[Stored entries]
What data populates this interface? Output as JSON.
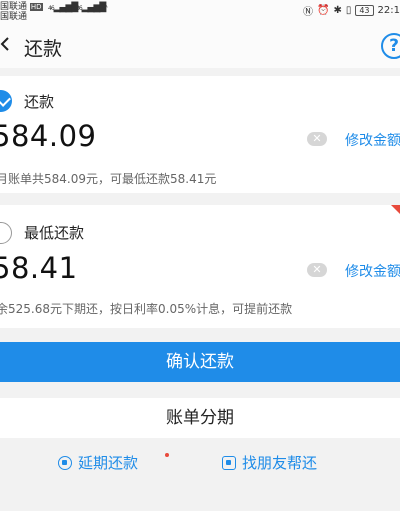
{
  "status_bar": {
    "carrier1": "国联通",
    "carrier1_badge": "HD",
    "carrier2": "国联通",
    "signal1": "46",
    "signal2": "36",
    "battery": "43",
    "time": "22:1"
  },
  "header": {
    "title": "还款",
    "help": "?"
  },
  "options": [
    {
      "label": "还款",
      "amount": "584.09",
      "modify": "修改金额",
      "desc": "月账单共584.09元，可最低还款58.41元"
    },
    {
      "label": "最低还款",
      "amount": "58.41",
      "modify": "修改金额",
      "desc": "余525.68元下期还，按日利率0.05%计息，可提前还款"
    }
  ],
  "buttons": {
    "confirm": "确认还款",
    "installment": "账单分期"
  },
  "links": {
    "defer": "延期还款",
    "friend": "找朋友帮还"
  },
  "colors": {
    "accent": "#1f8ce8",
    "badge_red": "#e84a3c"
  }
}
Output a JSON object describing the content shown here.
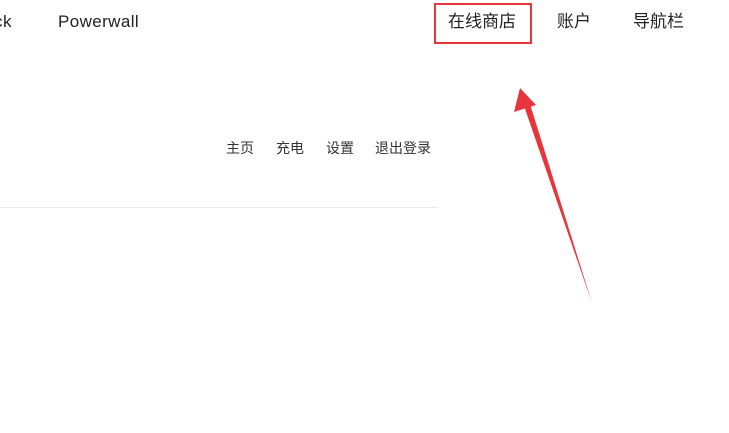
{
  "top_nav": {
    "truncated_item": "ck",
    "powerwall": "Powerwall",
    "online_shop": "在线商店",
    "account": "账户",
    "menu": "导航栏"
  },
  "sub_nav": {
    "home": "主页",
    "charging": "充电",
    "settings": "设置",
    "logout": "退出登录"
  },
  "annotation": {
    "highlight_color": "#e8353b",
    "arrow_color": "#e8353b"
  }
}
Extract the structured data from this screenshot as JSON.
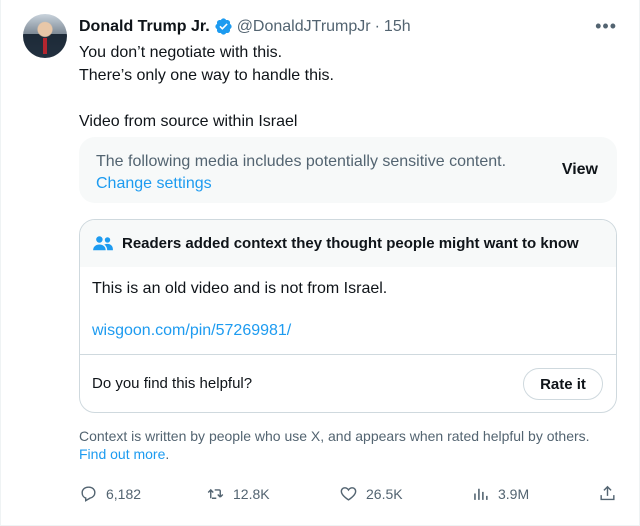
{
  "tweet": {
    "author_name": "Donald Trump Jr.",
    "author_handle": "@DonaldJTrumpJr",
    "separator": "·",
    "time": "15h",
    "more_label": "•••",
    "text_lines": [
      "You don’t negotiate with this.",
      "There’s only one way to handle this.",
      "",
      "Video from source within Israel"
    ]
  },
  "sensitive_media": {
    "notice": "The following media includes potentially sensitive content.",
    "settings_link": "Change settings",
    "view_label": "View"
  },
  "community_note": {
    "title": "Readers added context they thought people might want to know",
    "body": "This is an old video and is not from Israel.",
    "link": "wisgoon.com/pin/57269981/",
    "helpful_prompt": "Do you find this helpful?",
    "rate_label": "Rate it"
  },
  "context_footer": {
    "text": "Context is written by people who use X, and appears when rated helpful by others.",
    "link": "Find out more",
    "period": "."
  },
  "actions": {
    "replies": "6,182",
    "reposts": "12.8K",
    "likes": "26.5K",
    "views": "3.9M"
  },
  "colors": {
    "accent": "#1d9bf0",
    "secondary_text": "#536471",
    "primary_text": "#0f1419"
  }
}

■ REQUIRED WORK: Omit any images, then output the listing exactly.

■ SOLUTION BELOW:
What data populates this interface? Output as JSON.
{
  "status_bar": {
    "carrier1": "国联通",
    "carrier1_badge": "HD",
    "carrier2": "国联通",
    "signal1": "46",
    "signal2": "36",
    "battery": "43",
    "time": "22:1"
  },
  "header": {
    "title": "还款",
    "help": "?"
  },
  "options": [
    {
      "label": "还款",
      "amount": "584.09",
      "modify": "修改金额",
      "desc": "月账单共584.09元，可最低还款58.41元"
    },
    {
      "label": "最低还款",
      "amount": "58.41",
      "modify": "修改金额",
      "desc": "余525.68元下期还，按日利率0.05%计息，可提前还款"
    }
  ],
  "buttons": {
    "confirm": "确认还款",
    "installment": "账单分期"
  },
  "links": {
    "defer": "延期还款",
    "friend": "找朋友帮还"
  },
  "colors": {
    "accent": "#1f8ce8",
    "badge_red": "#e84a3c"
  }
}
Output a JSON object describing the content shown here.
{
  "top_nav": {
    "truncated_item": "ck",
    "powerwall": "Powerwall",
    "online_shop": "在线商店",
    "account": "账户",
    "menu": "导航栏"
  },
  "sub_nav": {
    "home": "主页",
    "charging": "充电",
    "settings": "设置",
    "logout": "退出登录"
  },
  "annotation": {
    "highlight_color": "#e8353b",
    "arrow_color": "#e8353b"
  }
}
Extract the structured data from this screenshot as JSON.
{
  "tweet": {
    "author_name": "Donald Trump Jr.",
    "author_handle": "@DonaldJTrumpJr",
    "separator": "·",
    "time": "15h",
    "more_label": "•••",
    "text_lines": [
      "You don’t negotiate with this.",
      "There’s only one way to handle this.",
      "",
      "Video from source within Israel"
    ]
  },
  "sensitive_media": {
    "notice": "The following media includes potentially sensitive content.",
    "settings_link": "Change settings",
    "view_label": "View"
  },
  "community_note": {
    "title": "Readers added context they thought people might want to know",
    "body": "This is an old video and is not from Israel.",
    "link": "wisgoon.com/pin/57269981/",
    "helpful_prompt": "Do you find this helpful?",
    "rate_label": "Rate it"
  },
  "context_footer": {
    "text": "Context is written by people who use X, and appears when rated helpful by others.",
    "link": "Find out more",
    "period": "."
  },
  "actions": {
    "replies": "6,182",
    "reposts": "12.8K",
    "likes": "26.5K",
    "views": "3.9M"
  },
  "colors": {
    "accent": "#1d9bf0",
    "secondary_text": "#536471",
    "primary_text": "#0f1419"
  }
}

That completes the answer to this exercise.